--- Start Data lines ---

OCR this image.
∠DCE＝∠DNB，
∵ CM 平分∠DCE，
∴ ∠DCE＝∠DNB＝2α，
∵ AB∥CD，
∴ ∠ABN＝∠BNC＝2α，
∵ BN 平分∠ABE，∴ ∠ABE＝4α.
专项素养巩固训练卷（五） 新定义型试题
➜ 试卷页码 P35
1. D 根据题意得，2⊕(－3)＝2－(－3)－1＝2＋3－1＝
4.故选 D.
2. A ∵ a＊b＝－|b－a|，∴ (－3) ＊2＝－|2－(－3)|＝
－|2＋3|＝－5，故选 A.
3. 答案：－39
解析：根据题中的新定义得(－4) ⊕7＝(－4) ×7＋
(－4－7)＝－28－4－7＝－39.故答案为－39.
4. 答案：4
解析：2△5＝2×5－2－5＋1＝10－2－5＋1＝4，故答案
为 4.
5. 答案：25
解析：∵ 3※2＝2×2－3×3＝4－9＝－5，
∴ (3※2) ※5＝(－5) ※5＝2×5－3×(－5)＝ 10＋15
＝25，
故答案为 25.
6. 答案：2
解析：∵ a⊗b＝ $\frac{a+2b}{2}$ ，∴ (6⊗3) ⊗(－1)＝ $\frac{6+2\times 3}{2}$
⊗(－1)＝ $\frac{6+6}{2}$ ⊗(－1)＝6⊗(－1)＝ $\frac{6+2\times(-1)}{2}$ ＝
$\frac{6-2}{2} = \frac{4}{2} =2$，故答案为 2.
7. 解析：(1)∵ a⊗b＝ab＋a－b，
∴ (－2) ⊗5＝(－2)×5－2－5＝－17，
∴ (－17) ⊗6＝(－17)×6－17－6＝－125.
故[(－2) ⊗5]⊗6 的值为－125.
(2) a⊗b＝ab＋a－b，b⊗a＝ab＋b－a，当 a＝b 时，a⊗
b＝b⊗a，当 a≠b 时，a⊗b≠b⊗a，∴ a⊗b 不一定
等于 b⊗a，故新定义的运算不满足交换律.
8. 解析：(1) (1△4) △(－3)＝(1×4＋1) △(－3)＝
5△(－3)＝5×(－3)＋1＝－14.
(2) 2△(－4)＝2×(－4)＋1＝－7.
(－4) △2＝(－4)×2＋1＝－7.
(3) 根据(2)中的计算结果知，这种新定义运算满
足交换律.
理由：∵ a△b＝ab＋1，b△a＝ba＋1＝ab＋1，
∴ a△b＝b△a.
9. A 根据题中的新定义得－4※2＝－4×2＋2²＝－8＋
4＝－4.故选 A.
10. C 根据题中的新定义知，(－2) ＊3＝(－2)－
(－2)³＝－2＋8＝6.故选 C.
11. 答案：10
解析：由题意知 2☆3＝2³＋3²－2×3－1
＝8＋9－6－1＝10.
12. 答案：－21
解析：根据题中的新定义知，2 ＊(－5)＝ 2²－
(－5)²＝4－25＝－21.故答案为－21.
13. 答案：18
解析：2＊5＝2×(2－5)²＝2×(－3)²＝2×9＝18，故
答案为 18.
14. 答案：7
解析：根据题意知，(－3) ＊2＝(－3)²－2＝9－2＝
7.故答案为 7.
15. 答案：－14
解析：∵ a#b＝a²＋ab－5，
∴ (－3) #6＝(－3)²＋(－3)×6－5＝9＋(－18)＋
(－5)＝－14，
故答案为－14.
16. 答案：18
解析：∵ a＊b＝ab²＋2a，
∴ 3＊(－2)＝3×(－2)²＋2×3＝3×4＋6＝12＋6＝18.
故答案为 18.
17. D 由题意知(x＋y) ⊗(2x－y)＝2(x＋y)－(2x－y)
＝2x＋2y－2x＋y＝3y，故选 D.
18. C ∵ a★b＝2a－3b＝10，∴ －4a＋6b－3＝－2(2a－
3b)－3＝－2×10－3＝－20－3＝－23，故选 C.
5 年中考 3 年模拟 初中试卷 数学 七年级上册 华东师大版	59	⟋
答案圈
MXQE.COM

--- End Data lines ---

▶ [Your instructions] Your answer should be a single number: the count of lines in these records that hold the string "times".

▶ [Written solution] 2